→ Data records
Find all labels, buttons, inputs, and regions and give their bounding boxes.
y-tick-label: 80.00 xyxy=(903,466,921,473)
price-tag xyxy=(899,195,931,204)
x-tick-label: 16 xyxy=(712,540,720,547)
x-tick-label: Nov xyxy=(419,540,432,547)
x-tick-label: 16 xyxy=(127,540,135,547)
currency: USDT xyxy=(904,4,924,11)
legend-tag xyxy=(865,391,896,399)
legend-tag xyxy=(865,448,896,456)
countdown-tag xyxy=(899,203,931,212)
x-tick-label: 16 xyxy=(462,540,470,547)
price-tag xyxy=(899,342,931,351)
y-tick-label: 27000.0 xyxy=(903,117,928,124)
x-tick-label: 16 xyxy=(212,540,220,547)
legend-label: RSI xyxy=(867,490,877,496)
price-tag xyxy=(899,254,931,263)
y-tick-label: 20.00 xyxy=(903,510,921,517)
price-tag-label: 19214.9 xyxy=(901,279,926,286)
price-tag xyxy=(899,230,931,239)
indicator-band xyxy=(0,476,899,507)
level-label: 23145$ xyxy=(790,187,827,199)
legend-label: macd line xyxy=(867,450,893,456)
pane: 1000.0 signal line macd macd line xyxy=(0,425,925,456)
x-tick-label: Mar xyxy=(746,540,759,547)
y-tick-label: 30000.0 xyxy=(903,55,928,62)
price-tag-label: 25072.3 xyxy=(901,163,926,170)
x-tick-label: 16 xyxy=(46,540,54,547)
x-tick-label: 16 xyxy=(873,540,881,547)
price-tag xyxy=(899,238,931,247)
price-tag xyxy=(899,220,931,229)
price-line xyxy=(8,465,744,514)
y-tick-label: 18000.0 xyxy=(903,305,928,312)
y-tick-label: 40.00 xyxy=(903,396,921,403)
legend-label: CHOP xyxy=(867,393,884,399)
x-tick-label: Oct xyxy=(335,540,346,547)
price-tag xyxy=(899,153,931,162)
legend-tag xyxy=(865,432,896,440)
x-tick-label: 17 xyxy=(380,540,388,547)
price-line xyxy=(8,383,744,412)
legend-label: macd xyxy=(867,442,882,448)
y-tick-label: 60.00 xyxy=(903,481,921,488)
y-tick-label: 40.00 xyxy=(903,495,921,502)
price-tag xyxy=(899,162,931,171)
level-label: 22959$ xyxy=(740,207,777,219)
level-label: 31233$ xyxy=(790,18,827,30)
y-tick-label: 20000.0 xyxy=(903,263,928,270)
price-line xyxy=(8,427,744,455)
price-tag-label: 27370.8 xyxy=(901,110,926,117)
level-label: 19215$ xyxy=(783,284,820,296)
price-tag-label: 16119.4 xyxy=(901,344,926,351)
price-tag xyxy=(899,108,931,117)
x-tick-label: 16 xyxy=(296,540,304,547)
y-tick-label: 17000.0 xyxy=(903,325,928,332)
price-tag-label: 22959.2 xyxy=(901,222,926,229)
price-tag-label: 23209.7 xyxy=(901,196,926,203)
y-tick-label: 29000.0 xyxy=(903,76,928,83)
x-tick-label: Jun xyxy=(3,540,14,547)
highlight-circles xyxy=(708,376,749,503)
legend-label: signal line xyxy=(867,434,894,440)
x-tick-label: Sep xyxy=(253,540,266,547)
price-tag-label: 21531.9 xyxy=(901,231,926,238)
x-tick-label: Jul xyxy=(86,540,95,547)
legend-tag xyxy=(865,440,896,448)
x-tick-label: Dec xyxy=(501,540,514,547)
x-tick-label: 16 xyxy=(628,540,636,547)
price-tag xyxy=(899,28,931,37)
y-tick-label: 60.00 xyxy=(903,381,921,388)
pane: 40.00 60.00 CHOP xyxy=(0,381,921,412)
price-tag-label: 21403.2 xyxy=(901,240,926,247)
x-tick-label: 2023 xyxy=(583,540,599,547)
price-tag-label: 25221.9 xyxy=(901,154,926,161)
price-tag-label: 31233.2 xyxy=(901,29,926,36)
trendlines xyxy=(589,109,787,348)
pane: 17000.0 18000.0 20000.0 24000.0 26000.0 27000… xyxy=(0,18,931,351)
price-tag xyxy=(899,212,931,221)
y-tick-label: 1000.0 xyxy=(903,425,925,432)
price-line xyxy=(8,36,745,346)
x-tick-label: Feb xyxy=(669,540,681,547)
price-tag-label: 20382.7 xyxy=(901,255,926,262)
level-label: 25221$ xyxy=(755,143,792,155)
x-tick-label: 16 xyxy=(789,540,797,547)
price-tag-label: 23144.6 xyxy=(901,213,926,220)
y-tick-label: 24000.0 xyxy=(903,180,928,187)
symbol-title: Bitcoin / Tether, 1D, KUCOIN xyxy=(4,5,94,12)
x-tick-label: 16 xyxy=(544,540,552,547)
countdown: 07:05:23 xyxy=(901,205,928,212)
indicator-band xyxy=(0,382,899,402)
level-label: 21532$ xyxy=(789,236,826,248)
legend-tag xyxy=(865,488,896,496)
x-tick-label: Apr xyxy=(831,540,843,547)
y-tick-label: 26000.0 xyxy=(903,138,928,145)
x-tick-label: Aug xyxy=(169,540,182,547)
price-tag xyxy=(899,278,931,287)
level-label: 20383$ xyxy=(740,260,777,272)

→ Your task
Return every line of the records above without changing anything.

→ Task output
Find all labels, buttons, inputs, and regions and give their bounding boxes.
y-tick-label: 80.00 xyxy=(903,466,921,473)
price-tag xyxy=(899,195,931,204)
x-tick-label: 16 xyxy=(712,540,720,547)
x-tick-label: Nov xyxy=(419,540,432,547)
x-tick-label: 16 xyxy=(127,540,135,547)
currency: USDT xyxy=(904,4,924,11)
legend-tag xyxy=(865,391,896,399)
legend-tag xyxy=(865,448,896,456)
countdown-tag xyxy=(899,203,931,212)
x-tick-label: 16 xyxy=(462,540,470,547)
price-tag xyxy=(899,342,931,351)
y-tick-label: 27000.0 xyxy=(903,117,928,124)
x-tick-label: 16 xyxy=(212,540,220,547)
legend-label: RSI xyxy=(867,490,877,496)
price-tag xyxy=(899,254,931,263)
y-tick-label: 20.00 xyxy=(903,510,921,517)
price-tag-label: 19214.9 xyxy=(901,279,926,286)
price-tag xyxy=(899,230,931,239)
indicator-band xyxy=(0,476,899,507)
level-label: 23145$ xyxy=(790,187,827,199)
legend-label: macd line xyxy=(867,450,893,456)
pane: 1000.0 signal line macd macd line xyxy=(0,425,925,456)
x-tick-label: Mar xyxy=(746,540,759,547)
y-tick-label: 30000.0 xyxy=(903,55,928,62)
price-tag-label: 25072.3 xyxy=(901,163,926,170)
x-tick-label: 16 xyxy=(46,540,54,547)
x-tick-label: 16 xyxy=(873,540,881,547)
price-tag xyxy=(899,238,931,247)
price-tag xyxy=(899,220,931,229)
price-line xyxy=(8,465,744,514)
y-tick-label: 18000.0 xyxy=(903,305,928,312)
y-tick-label: 40.00 xyxy=(903,396,921,403)
legend-label: CHOP xyxy=(867,393,884,399)
x-tick-label: Oct xyxy=(335,540,346,547)
price-tag xyxy=(899,153,931,162)
legend-tag xyxy=(865,432,896,440)
x-tick-label: 17 xyxy=(380,540,388,547)
price-line xyxy=(8,383,744,412)
legend-label: macd xyxy=(867,442,882,448)
y-tick-label: 60.00 xyxy=(903,481,921,488)
y-tick-label: 40.00 xyxy=(903,495,921,502)
price-tag xyxy=(899,162,931,171)
level-label: 22959$ xyxy=(740,207,777,219)
level-label: 31233$ xyxy=(790,18,827,30)
y-tick-label: 20000.0 xyxy=(903,263,928,270)
price-line xyxy=(8,427,744,455)
price-tag-label: 27370.8 xyxy=(901,110,926,117)
level-label: 19215$ xyxy=(783,284,820,296)
price-tag-label: 16119.4 xyxy=(901,344,926,351)
price-tag xyxy=(899,108,931,117)
x-tick-label: 16 xyxy=(296,540,304,547)
y-tick-label: 17000.0 xyxy=(903,325,928,332)
price-tag-label: 22959.2 xyxy=(901,222,926,229)
price-tag-label: 23209.7 xyxy=(901,196,926,203)
y-tick-label: 29000.0 xyxy=(903,76,928,83)
x-tick-label: Jun xyxy=(3,540,14,547)
highlight-circles xyxy=(708,376,749,503)
legend-label: signal line xyxy=(867,434,894,440)
x-tick-label: Sep xyxy=(253,540,266,547)
price-tag-label: 21531.9 xyxy=(901,231,926,238)
x-tick-label: Jul xyxy=(86,540,95,547)
legend-tag xyxy=(865,440,896,448)
x-tick-label: Dec xyxy=(501,540,514,547)
x-tick-label: 16 xyxy=(628,540,636,547)
price-tag xyxy=(899,28,931,37)
y-tick-label: 60.00 xyxy=(903,381,921,388)
pane: 40.00 60.00 CHOP xyxy=(0,381,921,412)
price-tag-label: 21403.2 xyxy=(901,240,926,247)
x-tick-label: 2023 xyxy=(583,540,599,547)
price-tag-label: 25221.9 xyxy=(901,154,926,161)
price-tag-label: 31233.2 xyxy=(901,29,926,36)
trendlines xyxy=(589,109,787,348)
pane: 17000.0 18000.0 20000.0 24000.0 26000.0 27000… xyxy=(0,18,931,351)
price-tag xyxy=(899,212,931,221)
y-tick-label: 1000.0 xyxy=(903,425,925,432)
price-line xyxy=(8,36,745,346)
x-tick-label: Feb xyxy=(669,540,681,547)
price-tag-label: 20382.7 xyxy=(901,255,926,262)
level-label: 25221$ xyxy=(755,143,792,155)
x-tick-label: 16 xyxy=(789,540,797,547)
price-tag-label: 23144.6 xyxy=(901,213,926,220)
y-tick-label: 24000.0 xyxy=(903,180,928,187)
symbol-title: Bitcoin / Tether, 1D, KUCOIN xyxy=(4,5,94,12)
x-tick-label: 16 xyxy=(544,540,552,547)
countdown: 07:05:23 xyxy=(901,205,928,212)
indicator-band xyxy=(0,382,899,402)
level-label: 21532$ xyxy=(789,236,826,248)
legend-tag xyxy=(865,488,896,496)
x-tick-label: Apr xyxy=(831,540,843,547)
y-tick-label: 26000.0 xyxy=(903,138,928,145)
x-tick-label: Aug xyxy=(169,540,182,547)
price-tag xyxy=(899,278,931,287)
level-label: 20383$ xyxy=(740,260,777,272)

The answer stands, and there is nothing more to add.